_Short problem_
Reproduce all entries precisely, down to the last character.

_Collection entries_
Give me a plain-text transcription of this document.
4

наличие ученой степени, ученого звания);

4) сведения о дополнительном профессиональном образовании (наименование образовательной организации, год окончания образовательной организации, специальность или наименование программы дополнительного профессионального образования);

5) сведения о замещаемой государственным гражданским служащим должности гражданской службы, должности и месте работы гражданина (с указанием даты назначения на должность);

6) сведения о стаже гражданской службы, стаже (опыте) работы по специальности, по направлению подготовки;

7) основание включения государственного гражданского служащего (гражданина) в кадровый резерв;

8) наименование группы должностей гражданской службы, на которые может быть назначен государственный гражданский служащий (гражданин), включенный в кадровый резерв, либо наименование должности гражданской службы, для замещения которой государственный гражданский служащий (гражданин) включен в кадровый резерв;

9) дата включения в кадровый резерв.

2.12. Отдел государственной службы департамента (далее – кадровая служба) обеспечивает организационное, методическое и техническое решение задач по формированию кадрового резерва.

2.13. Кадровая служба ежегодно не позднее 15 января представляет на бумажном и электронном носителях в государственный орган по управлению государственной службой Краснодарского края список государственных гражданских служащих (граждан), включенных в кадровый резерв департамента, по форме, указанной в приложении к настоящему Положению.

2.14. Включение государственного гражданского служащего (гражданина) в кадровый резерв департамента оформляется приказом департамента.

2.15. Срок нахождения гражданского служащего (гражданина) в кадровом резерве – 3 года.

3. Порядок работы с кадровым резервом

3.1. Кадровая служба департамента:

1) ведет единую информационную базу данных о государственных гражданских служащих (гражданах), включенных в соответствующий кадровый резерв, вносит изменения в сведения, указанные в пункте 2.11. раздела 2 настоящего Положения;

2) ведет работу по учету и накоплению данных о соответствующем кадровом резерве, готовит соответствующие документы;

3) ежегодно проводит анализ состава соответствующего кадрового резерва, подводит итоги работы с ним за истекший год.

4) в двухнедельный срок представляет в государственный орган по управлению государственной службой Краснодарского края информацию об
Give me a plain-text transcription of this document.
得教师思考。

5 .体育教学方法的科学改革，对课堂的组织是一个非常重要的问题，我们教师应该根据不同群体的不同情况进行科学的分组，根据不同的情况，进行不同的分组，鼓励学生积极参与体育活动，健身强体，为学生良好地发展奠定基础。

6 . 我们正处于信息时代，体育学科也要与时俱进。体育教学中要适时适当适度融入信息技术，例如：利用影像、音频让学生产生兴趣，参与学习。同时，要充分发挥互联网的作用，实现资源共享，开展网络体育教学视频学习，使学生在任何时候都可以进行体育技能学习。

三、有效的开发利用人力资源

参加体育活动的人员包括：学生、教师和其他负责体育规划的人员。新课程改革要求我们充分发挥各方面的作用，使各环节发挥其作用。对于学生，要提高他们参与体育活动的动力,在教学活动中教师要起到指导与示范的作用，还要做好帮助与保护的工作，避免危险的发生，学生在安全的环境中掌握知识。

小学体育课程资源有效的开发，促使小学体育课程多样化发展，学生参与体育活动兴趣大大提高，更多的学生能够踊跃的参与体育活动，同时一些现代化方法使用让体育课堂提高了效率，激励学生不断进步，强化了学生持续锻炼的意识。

_Exercise solution_
Give me a plain-text transcription of this document.
4

наличие ученой степени, ученого звания);

4) сведения о дополнительном профессиональном образовании (наименование образовательной организации, год окончания образовательной организации, специальность или наименование программы дополнительного профессионального образования);

5) сведения о замещаемой государственным гражданским служащим должности гражданской службы, должности и месте работы гражданина (с указанием даты назначения на должность);

6) сведения о стаже гражданской службы, стаже (опыте) работы по специальности, по направлению подготовки;

7) основание включения государственного гражданского служащего (гражданина) в кадровый резерв;

8) наименование группы должностей гражданской службы, на которые может быть назначен государственный гражданский служащий (гражданин), включенный в кадровый резерв, либо наименование должности гражданской службы, для замещения которой государственный гражданский служащий (гражданин) включен в кадровый резерв;

9) дата включения в кадровый резерв.

2.12. Отдел государственной службы департамента (далее – кадровая служба) обеспечивает организационное, методическое и техническое решение задач по формированию кадрового резерва.

2.13. Кадровая служба ежегодно не позднее 15 января представляет на бумажном и электронном носителях в государственный орган по управлению государственной службой Краснодарского края список государственных гражданских служащих (граждан), включенных в кадровый резерв департамента, по форме, указанной в приложении к настоящему Положению.

2.14. Включение государственного гражданского служащего (гражданина) в кадровый резерв департамента оформляется приказом департамента.

2.15. Срок нахождения гражданского служащего (гражданина) в кадровом резерве – 3 года.

3. Порядок работы с кадровым резервом

3.1. Кадровая служба департамента:

1) ведет единую информационную базу данных о государственных гражданских служащих (гражданах), включенных в соответствующий кадровый резерв, вносит изменения в сведения, указанные в пункте 2.11. раздела 2 настоящего Положения;

2) ведет работу по учету и накоплению данных о соответствующем кадровом резерве, готовит соответствующие документы;

3) ежегодно проводит анализ состава соответствующего кадрового резерва, подводит итоги работы с ним за истекший год.

4) в двухнедельный срок представляет в государственный орган по управлению государственной службой Краснодарского края информацию об
Give me a plain-text transcription of this document.
得教师思考。

5 .体育教学方法的科学改革，对课堂的组织是一个非常重要的问题，我们教师应该根据不同群体的不同情况进行科学的分组，根据不同的情况，进行不同的分组，鼓励学生积极参与体育活动，健身强体，为学生良好地发展奠定基础。

6 . 我们正处于信息时代，体育学科也要与时俱进。体育教学中要适时适当适度融入信息技术，例如：利用影像、音频让学生产生兴趣，参与学习。同时，要充分发挥互联网的作用，实现资源共享，开展网络体育教学视频学习，使学生在任何时候都可以进行体育技能学习。

三、有效的开发利用人力资源

参加体育活动的人员包括：学生、教师和其他负责体育规划的人员。新课程改革要求我们充分发挥各方面的作用，使各环节发挥其作用。对于学生，要提高他们参与体育活动的动力,在教学活动中教师要起到指导与示范的作用，还要做好帮助与保护的工作，避免危险的发生，学生在安全的环境中掌握知识。

小学体育课程资源有效的开发，促使小学体育课程多样化发展，学生参与体育活动兴趣大大提高，更多的学生能够踊跃的参与体育活动，同时一些现代化方法使用让体育课堂提高了效率，激励学生不断进步，强化了学生持续锻炼的意识。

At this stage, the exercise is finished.